#### Dataset content
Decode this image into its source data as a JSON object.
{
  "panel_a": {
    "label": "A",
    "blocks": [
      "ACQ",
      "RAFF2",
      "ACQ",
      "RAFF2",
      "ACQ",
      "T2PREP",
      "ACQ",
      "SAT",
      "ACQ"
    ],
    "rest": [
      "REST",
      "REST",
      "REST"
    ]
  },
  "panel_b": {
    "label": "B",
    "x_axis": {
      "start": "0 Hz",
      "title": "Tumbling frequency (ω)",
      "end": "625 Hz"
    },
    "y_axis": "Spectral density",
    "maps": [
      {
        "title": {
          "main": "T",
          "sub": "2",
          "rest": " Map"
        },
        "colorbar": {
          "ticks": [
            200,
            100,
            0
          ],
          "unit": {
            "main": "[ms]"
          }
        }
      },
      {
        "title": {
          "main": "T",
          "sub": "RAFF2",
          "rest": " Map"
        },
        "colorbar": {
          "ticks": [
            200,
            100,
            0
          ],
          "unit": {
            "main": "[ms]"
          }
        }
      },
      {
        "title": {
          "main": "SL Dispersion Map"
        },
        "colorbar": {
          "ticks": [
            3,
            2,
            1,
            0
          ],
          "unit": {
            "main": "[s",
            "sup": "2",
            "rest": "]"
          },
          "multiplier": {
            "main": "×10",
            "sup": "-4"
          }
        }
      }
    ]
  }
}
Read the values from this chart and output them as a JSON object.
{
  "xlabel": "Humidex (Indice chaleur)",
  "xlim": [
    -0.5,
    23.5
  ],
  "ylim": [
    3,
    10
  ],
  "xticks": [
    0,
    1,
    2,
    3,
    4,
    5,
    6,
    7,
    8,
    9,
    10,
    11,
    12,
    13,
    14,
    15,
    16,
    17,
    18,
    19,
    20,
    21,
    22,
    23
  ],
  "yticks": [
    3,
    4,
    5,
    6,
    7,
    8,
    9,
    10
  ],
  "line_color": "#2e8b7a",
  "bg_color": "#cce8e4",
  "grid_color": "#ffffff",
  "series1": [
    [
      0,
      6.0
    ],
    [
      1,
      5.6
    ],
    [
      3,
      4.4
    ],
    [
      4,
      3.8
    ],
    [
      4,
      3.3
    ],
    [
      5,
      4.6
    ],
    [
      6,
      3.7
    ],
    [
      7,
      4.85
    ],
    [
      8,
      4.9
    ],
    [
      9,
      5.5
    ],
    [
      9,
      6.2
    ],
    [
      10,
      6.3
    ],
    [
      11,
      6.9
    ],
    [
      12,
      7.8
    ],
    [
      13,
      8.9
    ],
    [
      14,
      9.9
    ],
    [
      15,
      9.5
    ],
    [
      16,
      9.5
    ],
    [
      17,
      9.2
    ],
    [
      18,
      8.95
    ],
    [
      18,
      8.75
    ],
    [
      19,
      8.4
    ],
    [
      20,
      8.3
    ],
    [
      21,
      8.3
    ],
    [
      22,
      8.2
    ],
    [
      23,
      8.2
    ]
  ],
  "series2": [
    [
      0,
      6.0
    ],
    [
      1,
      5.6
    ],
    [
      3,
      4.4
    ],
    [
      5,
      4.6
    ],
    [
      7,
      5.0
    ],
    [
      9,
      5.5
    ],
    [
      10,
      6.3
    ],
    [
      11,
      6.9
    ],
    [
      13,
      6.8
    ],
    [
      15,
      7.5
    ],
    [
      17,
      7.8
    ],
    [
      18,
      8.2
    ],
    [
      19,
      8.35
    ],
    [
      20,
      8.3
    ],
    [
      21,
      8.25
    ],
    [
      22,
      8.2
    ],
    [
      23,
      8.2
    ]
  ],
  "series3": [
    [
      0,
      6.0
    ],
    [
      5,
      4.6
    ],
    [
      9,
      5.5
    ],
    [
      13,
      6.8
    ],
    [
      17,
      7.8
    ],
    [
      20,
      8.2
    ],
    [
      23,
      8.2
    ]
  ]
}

#### Exercise goal
Write out the entries above once more, without altering anything.

#### Answer to the exercise
Decode this image into its source data as a JSON object.
{
  "panel_a": {
    "label": "A",
    "blocks": [
      "ACQ",
      "RAFF2",
      "ACQ",
      "RAFF2",
      "ACQ",
      "T2PREP",
      "ACQ",
      "SAT",
      "ACQ"
    ],
    "rest": [
      "REST",
      "REST",
      "REST"
    ]
  },
  "panel_b": {
    "label": "B",
    "x_axis": {
      "start": "0 Hz",
      "title": "Tumbling frequency (ω)",
      "end": "625 Hz"
    },
    "y_axis": "Spectral density",
    "maps": [
      {
        "title": {
          "main": "T",
          "sub": "2",
          "rest": " Map"
        },
        "colorbar": {
          "ticks": [
            200,
            100,
            0
          ],
          "unit": {
            "main": "[ms]"
          }
        }
      },
      {
        "title": {
          "main": "T",
          "sub": "RAFF2",
          "rest": " Map"
        },
        "colorbar": {
          "ticks": [
            200,
            100,
            0
          ],
          "unit": {
            "main": "[ms]"
          }
        }
      },
      {
        "title": {
          "main": "SL Dispersion Map"
        },
        "colorbar": {
          "ticks": [
            3,
            2,
            1,
            0
          ],
          "unit": {
            "main": "[s",
            "sup": "2",
            "rest": "]"
          },
          "multiplier": {
            "main": "×10",
            "sup": "-4"
          }
        }
      }
    ]
  }
}
Read the values from this chart and output them as a JSON object.
{
  "xlabel": "Humidex (Indice chaleur)",
  "xlim": [
    -0.5,
    23.5
  ],
  "ylim": [
    3,
    10
  ],
  "xticks": [
    0,
    1,
    2,
    3,
    4,
    5,
    6,
    7,
    8,
    9,
    10,
    11,
    12,
    13,
    14,
    15,
    16,
    17,
    18,
    19,
    20,
    21,
    22,
    23
  ],
  "yticks": [
    3,
    4,
    5,
    6,
    7,
    8,
    9,
    10
  ],
  "line_color": "#2e8b7a",
  "bg_color": "#cce8e4",
  "grid_color": "#ffffff",
  "series1": [
    [
      0,
      6.0
    ],
    [
      1,
      5.6
    ],
    [
      3,
      4.4
    ],
    [
      4,
      3.8
    ],
    [
      4,
      3.3
    ],
    [
      5,
      4.6
    ],
    [
      6,
      3.7
    ],
    [
      7,
      4.85
    ],
    [
      8,
      4.9
    ],
    [
      9,
      5.5
    ],
    [
      9,
      6.2
    ],
    [
      10,
      6.3
    ],
    [
      11,
      6.9
    ],
    [
      12,
      7.8
    ],
    [
      13,
      8.9
    ],
    [
      14,
      9.9
    ],
    [
      15,
      9.5
    ],
    [
      16,
      9.5
    ],
    [
      17,
      9.2
    ],
    [
      18,
      8.95
    ],
    [
      18,
      8.75
    ],
    [
      19,
      8.4
    ],
    [
      20,
      8.3
    ],
    [
      21,
      8.3
    ],
    [
      22,
      8.2
    ],
    [
      23,
      8.2
    ]
  ],
  "series2": [
    [
      0,
      6.0
    ],
    [
      1,
      5.6
    ],
    [
      3,
      4.4
    ],
    [
      5,
      4.6
    ],
    [
      7,
      5.0
    ],
    [
      9,
      5.5
    ],
    [
      10,
      6.3
    ],
    [
      11,
      6.9
    ],
    [
      13,
      6.8
    ],
    [
      15,
      7.5
    ],
    [
      17,
      7.8
    ],
    [
      18,
      8.2
    ],
    [
      19,
      8.35
    ],
    [
      20,
      8.3
    ],
    [
      21,
      8.25
    ],
    [
      22,
      8.2
    ],
    [
      23,
      8.2
    ]
  ],
  "series3": [
    [
      0,
      6.0
    ],
    [
      5,
      4.6
    ],
    [
      9,
      5.5
    ],
    [
      13,
      6.8
    ],
    [
      17,
      7.8
    ],
    [
      20,
      8.2
    ],
    [
      23,
      8.2
    ]
  ]
}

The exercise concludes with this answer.